(Goal of the exercise) Repeat each entry in full, exactly.

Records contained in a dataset
- - -
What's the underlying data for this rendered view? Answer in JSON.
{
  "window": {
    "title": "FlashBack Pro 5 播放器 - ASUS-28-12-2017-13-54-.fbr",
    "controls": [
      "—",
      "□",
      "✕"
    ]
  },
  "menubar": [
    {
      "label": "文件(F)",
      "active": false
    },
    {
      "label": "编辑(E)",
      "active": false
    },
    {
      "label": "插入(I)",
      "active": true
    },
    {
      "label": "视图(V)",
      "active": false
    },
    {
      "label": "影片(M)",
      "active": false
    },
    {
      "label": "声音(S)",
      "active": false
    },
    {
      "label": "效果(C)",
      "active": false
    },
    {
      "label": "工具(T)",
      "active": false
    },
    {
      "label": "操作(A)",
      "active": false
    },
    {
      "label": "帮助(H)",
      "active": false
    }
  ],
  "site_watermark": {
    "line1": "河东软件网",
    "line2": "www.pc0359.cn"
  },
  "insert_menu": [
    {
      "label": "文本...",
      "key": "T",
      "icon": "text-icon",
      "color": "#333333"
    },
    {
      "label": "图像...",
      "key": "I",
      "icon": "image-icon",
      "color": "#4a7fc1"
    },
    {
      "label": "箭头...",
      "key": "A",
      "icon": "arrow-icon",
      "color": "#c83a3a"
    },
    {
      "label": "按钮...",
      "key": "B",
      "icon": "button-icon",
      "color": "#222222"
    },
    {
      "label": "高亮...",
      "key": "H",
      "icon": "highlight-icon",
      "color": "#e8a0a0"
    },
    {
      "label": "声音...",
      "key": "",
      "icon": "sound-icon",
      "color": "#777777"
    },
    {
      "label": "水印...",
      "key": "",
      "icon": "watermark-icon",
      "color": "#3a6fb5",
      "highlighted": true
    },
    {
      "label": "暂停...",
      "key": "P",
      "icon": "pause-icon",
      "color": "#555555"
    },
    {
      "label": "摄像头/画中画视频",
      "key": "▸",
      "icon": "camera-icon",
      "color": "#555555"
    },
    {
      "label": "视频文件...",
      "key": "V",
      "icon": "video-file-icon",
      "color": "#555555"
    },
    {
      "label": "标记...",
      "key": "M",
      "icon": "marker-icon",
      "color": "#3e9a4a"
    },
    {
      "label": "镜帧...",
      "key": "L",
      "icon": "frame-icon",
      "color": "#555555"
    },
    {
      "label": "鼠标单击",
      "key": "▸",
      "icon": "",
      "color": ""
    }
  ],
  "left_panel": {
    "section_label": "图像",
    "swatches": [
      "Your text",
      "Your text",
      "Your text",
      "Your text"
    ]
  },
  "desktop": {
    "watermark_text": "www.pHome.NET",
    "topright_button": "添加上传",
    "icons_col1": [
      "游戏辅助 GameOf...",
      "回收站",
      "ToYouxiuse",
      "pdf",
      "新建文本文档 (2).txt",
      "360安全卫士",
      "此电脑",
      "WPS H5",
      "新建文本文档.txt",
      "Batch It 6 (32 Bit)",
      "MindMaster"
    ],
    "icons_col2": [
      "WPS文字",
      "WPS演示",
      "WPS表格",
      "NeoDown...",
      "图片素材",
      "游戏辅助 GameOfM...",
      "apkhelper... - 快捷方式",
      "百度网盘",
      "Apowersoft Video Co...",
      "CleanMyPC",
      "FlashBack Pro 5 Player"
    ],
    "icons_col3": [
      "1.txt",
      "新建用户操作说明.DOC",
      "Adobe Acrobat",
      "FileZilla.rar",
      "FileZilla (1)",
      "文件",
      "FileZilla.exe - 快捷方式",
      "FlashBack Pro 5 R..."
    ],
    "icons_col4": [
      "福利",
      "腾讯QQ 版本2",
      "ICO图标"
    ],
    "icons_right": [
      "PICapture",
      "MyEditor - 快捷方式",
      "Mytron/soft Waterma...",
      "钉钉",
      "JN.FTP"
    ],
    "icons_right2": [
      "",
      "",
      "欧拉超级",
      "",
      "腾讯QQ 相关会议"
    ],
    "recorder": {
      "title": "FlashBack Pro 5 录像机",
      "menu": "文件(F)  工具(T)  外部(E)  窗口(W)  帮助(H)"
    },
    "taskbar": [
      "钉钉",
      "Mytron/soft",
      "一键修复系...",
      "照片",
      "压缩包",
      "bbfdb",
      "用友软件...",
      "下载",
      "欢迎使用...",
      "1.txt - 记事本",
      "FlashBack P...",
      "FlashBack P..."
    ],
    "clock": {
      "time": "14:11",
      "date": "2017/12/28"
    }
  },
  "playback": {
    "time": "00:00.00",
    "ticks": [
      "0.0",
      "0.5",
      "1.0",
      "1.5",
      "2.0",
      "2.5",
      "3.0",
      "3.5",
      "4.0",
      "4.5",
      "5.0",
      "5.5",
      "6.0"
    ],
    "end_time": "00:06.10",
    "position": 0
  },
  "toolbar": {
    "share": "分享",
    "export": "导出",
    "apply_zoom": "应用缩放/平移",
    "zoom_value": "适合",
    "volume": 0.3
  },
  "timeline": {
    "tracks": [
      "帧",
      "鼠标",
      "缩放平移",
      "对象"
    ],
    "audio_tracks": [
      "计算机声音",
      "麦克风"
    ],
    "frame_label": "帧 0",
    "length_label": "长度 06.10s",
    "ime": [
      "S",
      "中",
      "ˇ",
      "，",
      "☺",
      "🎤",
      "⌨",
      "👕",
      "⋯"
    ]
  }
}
- - -
(Written response)
What's the underlying data for this rendered view? Answer in JSON.
{
  "window": {
    "title": "FlashBack Pro 5 播放器 - ASUS-28-12-2017-13-54-.fbr",
    "controls": [
      "—",
      "□",
      "✕"
    ]
  },
  "menubar": [
    {
      "label": "文件(F)",
      "active": false
    },
    {
      "label": "编辑(E)",
      "active": false
    },
    {
      "label": "插入(I)",
      "active": true
    },
    {
      "label": "视图(V)",
      "active": false
    },
    {
      "label": "影片(M)",
      "active": false
    },
    {
      "label": "声音(S)",
      "active": false
    },
    {
      "label": "效果(C)",
      "active": false
    },
    {
      "label": "工具(T)",
      "active": false
    },
    {
      "label": "操作(A)",
      "active": false
    },
    {
      "label": "帮助(H)",
      "active": false
    }
  ],
  "site_watermark": {
    "line1": "河东软件网",
    "line2": "www.pc0359.cn"
  },
  "insert_menu": [
    {
      "label": "文本...",
      "key": "T",
      "icon": "text-icon",
      "color": "#333333"
    },
    {
      "label": "图像...",
      "key": "I",
      "icon": "image-icon",
      "color": "#4a7fc1"
    },
    {
      "label": "箭头...",
      "key": "A",
      "icon": "arrow-icon",
      "color": "#c83a3a"
    },
    {
      "label": "按钮...",
      "key": "B",
      "icon": "button-icon",
      "color": "#222222"
    },
    {
      "label": "高亮...",
      "key": "H",
      "icon": "highlight-icon",
      "color": "#e8a0a0"
    },
    {
      "label": "声音...",
      "key": "",
      "icon": "sound-icon",
      "color": "#777777"
    },
    {
      "label": "水印...",
      "key": "",
      "icon": "watermark-icon",
      "color": "#3a6fb5",
      "highlighted": true
    },
    {
      "label": "暂停...",
      "key": "P",
      "icon": "pause-icon",
      "color": "#555555"
    },
    {
      "label": "摄像头/画中画视频",
      "key": "▸",
      "icon": "camera-icon",
      "color": "#555555"
    },
    {
      "label": "视频文件...",
      "key": "V",
      "icon": "video-file-icon",
      "color": "#555555"
    },
    {
      "label": "标记...",
      "key": "M",
      "icon": "marker-icon",
      "color": "#3e9a4a"
    },
    {
      "label": "镜帧...",
      "key": "L",
      "icon": "frame-icon",
      "color": "#555555"
    },
    {
      "label": "鼠标单击",
      "key": "▸",
      "icon": "",
      "color": ""
    }
  ],
  "left_panel": {
    "section_label": "图像",
    "swatches": [
      "Your text",
      "Your text",
      "Your text",
      "Your text"
    ]
  },
  "desktop": {
    "watermark_text": "www.pHome.NET",
    "topright_button": "添加上传",
    "icons_col1": [
      "游戏辅助 GameOf...",
      "回收站",
      "ToYouxiuse",
      "pdf",
      "新建文本文档 (2).txt",
      "360安全卫士",
      "此电脑",
      "WPS H5",
      "新建文本文档.txt",
      "Batch It 6 (32 Bit)",
      "MindMaster"
    ],
    "icons_col2": [
      "WPS文字",
      "WPS演示",
      "WPS表格",
      "NeoDown...",
      "图片素材",
      "游戏辅助 GameOfM...",
      "apkhelper... - 快捷方式",
      "百度网盘",
      "Apowersoft Video Co...",
      "CleanMyPC",
      "FlashBack Pro 5 Player"
    ],
    "icons_col3": [
      "1.txt",
      "新建用户操作说明.DOC",
      "Adobe Acrobat",
      "FileZilla.rar",
      "FileZilla (1)",
      "文件",
      "FileZilla.exe - 快捷方式",
      "FlashBack Pro 5 R..."
    ],
    "icons_col4": [
      "福利",
      "腾讯QQ 版本2",
      "ICO图标"
    ],
    "icons_right": [
      "PICapture",
      "MyEditor - 快捷方式",
      "Mytron/soft Waterma...",
      "钉钉",
      "JN.FTP"
    ],
    "icons_right2": [
      "",
      "",
      "欧拉超级",
      "",
      "腾讯QQ 相关会议"
    ],
    "recorder": {
      "title": "FlashBack Pro 5 录像机",
      "menu": "文件(F)  工具(T)  外部(E)  窗口(W)  帮助(H)"
    },
    "taskbar": [
      "钉钉",
      "Mytron/soft",
      "一键修复系...",
      "照片",
      "压缩包",
      "bbfdb",
      "用友软件...",
      "下载",
      "欢迎使用...",
      "1.txt - 记事本",
      "FlashBack P...",
      "FlashBack P..."
    ],
    "clock": {
      "time": "14:11",
      "date": "2017/12/28"
    }
  },
  "playback": {
    "time": "00:00.00",
    "ticks": [
      "0.0",
      "0.5",
      "1.0",
      "1.5",
      "2.0",
      "2.5",
      "3.0",
      "3.5",
      "4.0",
      "4.5",
      "5.0",
      "5.5",
      "6.0"
    ],
    "end_time": "00:06.10",
    "position": 0
  },
  "toolbar": {
    "share": "分享",
    "export": "导出",
    "apply_zoom": "应用缩放/平移",
    "zoom_value": "适合",
    "volume": 0.3
  },
  "timeline": {
    "tracks": [
      "帧",
      "鼠标",
      "缩放平移",
      "对象"
    ],
    "audio_tracks": [
      "计算机声音",
      "麦克风"
    ],
    "frame_label": "帧 0",
    "length_label": "长度 06.10s",
    "ime": [
      "S",
      "中",
      "ˇ",
      "，",
      "☺",
      "🎤",
      "⌨",
      "👕",
      "⋯"
    ]
  }
}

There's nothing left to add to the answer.